[Figure collection entries]
....
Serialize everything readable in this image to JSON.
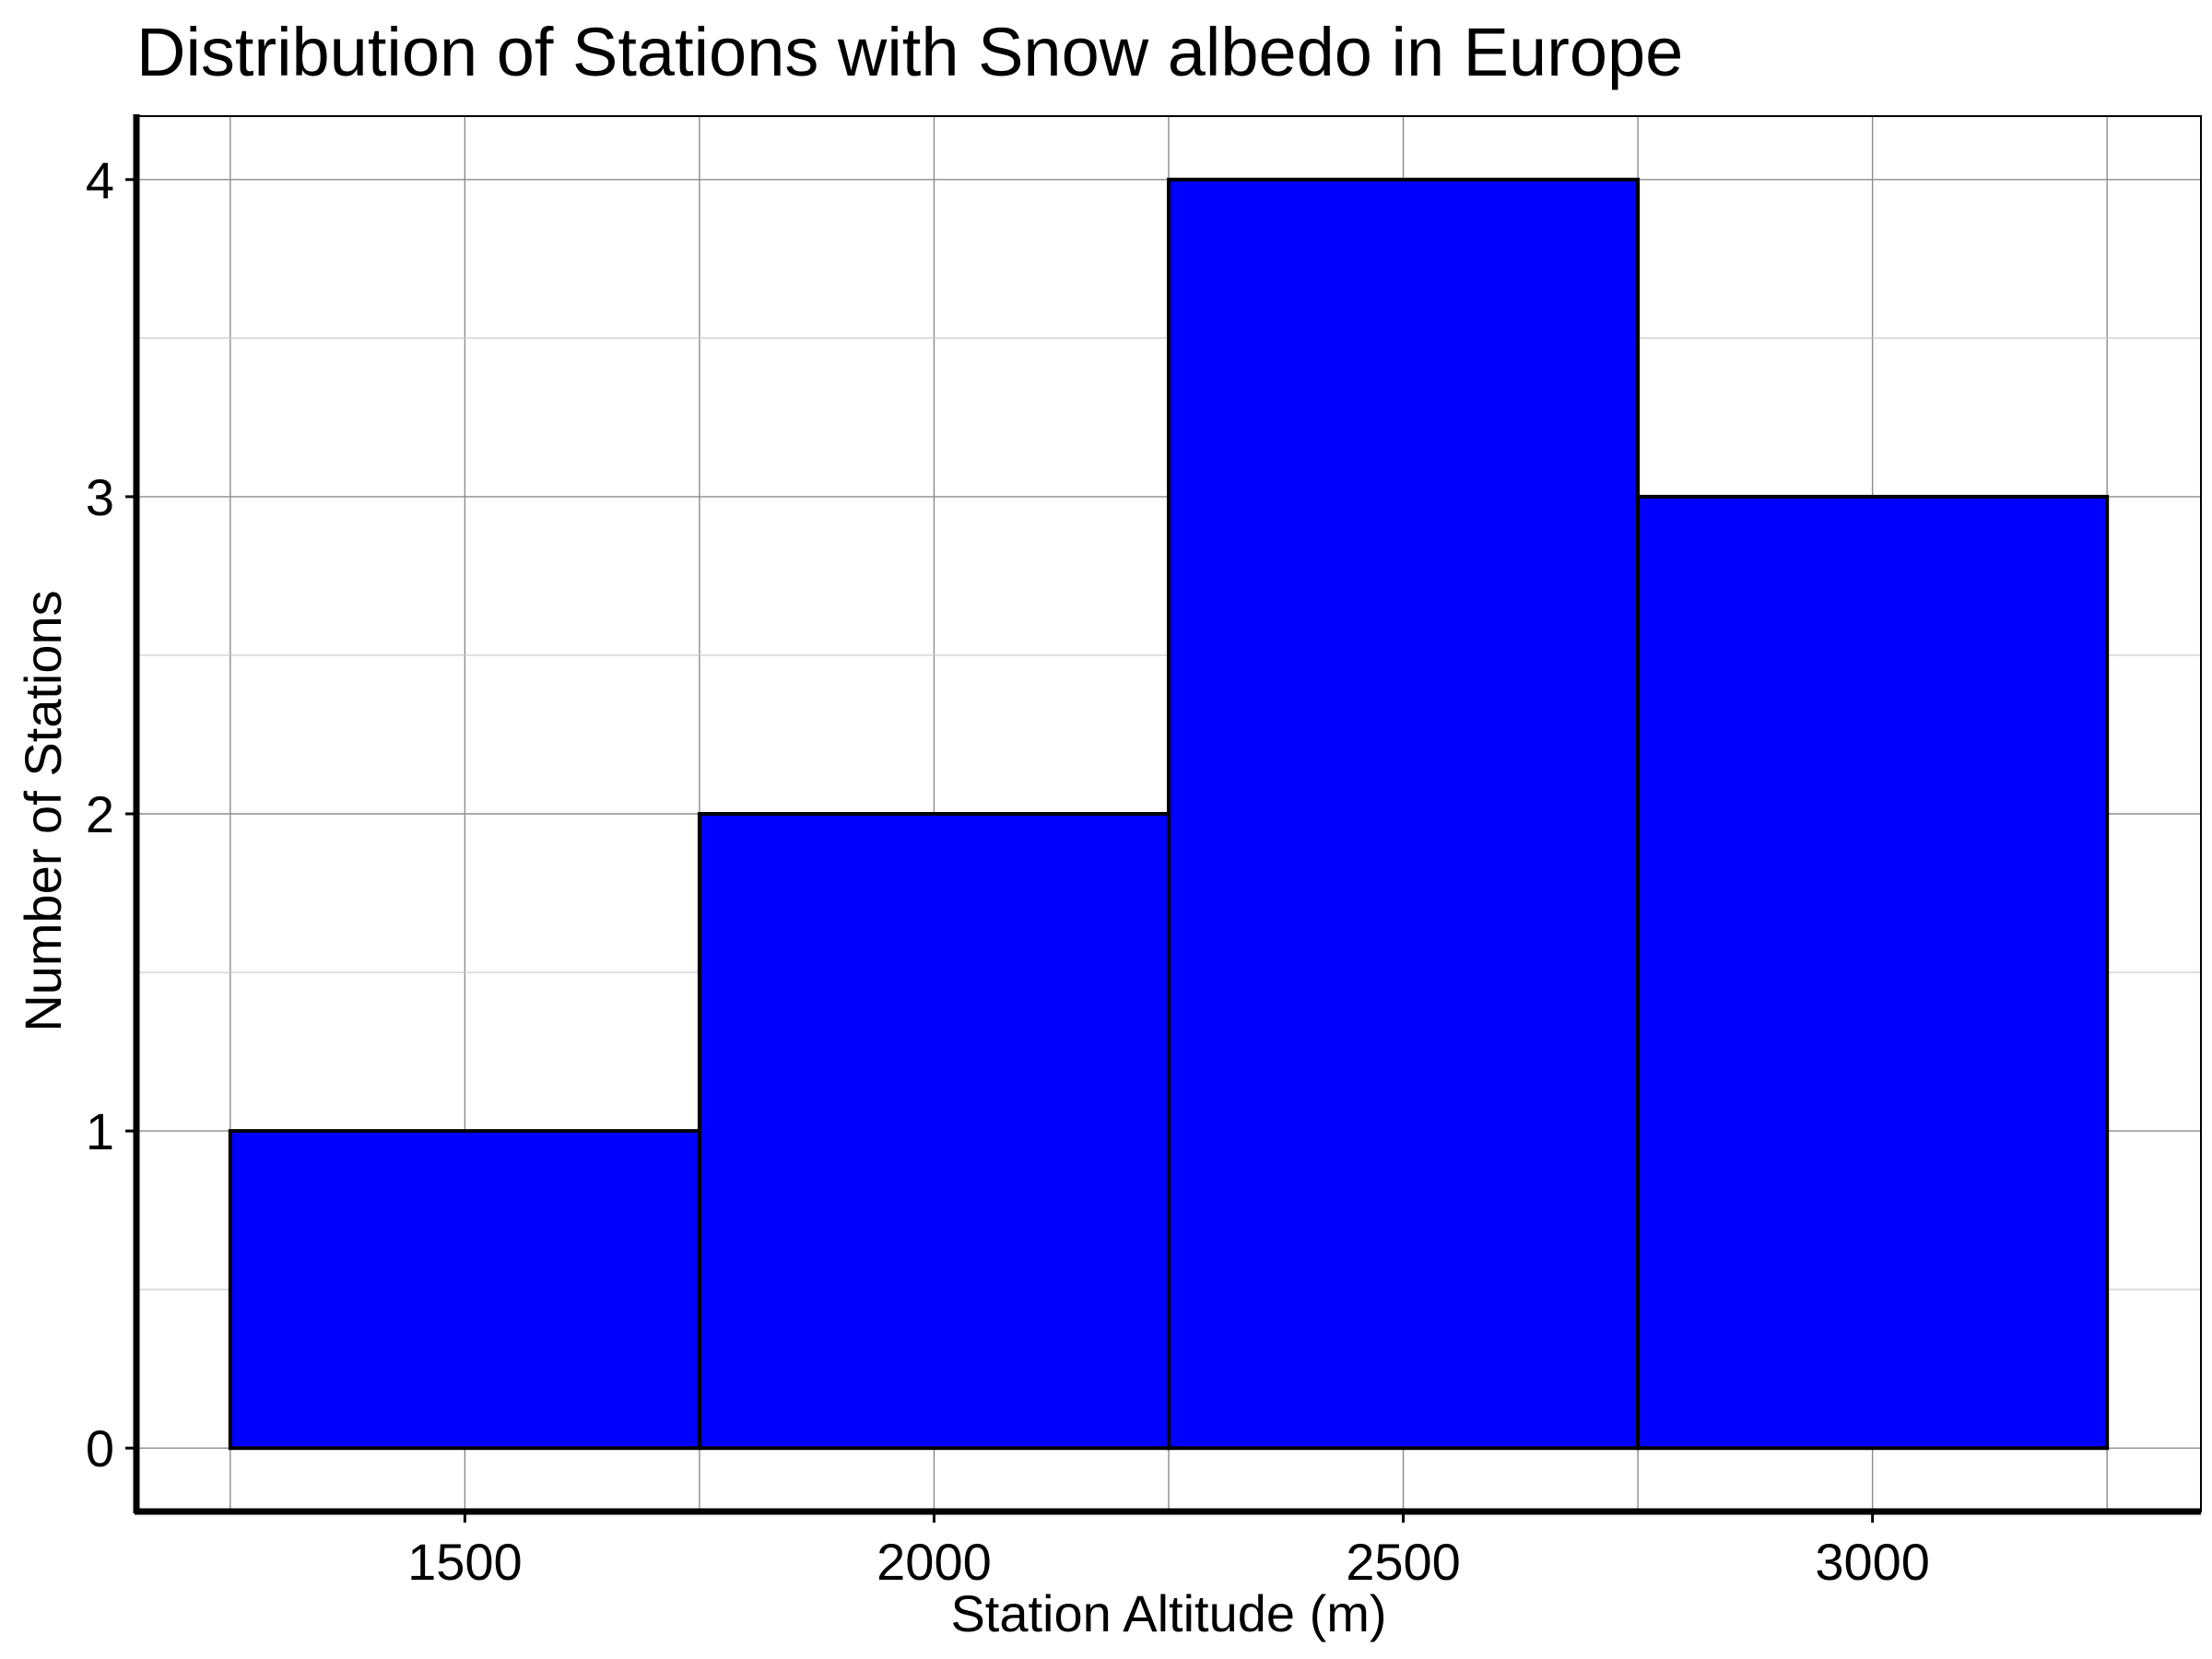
{
  "chart_data": {
    "type": "bar",
    "title": "Distribution of Stations with Snow albedo in Europe",
    "xlabel": "Station Altitude (m)",
    "ylabel": "Number of Stations",
    "bins": [
      {
        "start": 1250,
        "end": 1750,
        "count": 1
      },
      {
        "start": 1750,
        "end": 2250,
        "count": 2
      },
      {
        "start": 2250,
        "end": 2750,
        "count": 4
      },
      {
        "start": 2750,
        "end": 3250,
        "count": 3
      }
    ],
    "xticks": [
      1500,
      2000,
      2500,
      3000
    ],
    "yticks": [
      0,
      1,
      2,
      3,
      4
    ],
    "xlim": [
      1150,
      3350
    ],
    "ylim": [
      -0.2,
      4.2
    ],
    "bar_color": "#0000ff",
    "edge_color": "#000000",
    "grid": true
  }
}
....
Aim
Reproduce the data word for word, excluding its pictures.

Solution to the exercise
Serialize everything readable in this image to JSON.
{
  "chart_data": {
    "type": "bar",
    "title": "Distribution of Stations with Snow albedo in Europe",
    "xlabel": "Station Altitude (m)",
    "ylabel": "Number of Stations",
    "bins": [
      {
        "start": 1250,
        "end": 1750,
        "count": 1
      },
      {
        "start": 1750,
        "end": 2250,
        "count": 2
      },
      {
        "start": 2250,
        "end": 2750,
        "count": 4
      },
      {
        "start": 2750,
        "end": 3250,
        "count": 3
      }
    ],
    "xticks": [
      1500,
      2000,
      2500,
      3000
    ],
    "yticks": [
      0,
      1,
      2,
      3,
      4
    ],
    "xlim": [
      1150,
      3350
    ],
    "ylim": [
      -0.2,
      4.2
    ],
    "bar_color": "#0000ff",
    "edge_color": "#000000",
    "grid": true
  }
}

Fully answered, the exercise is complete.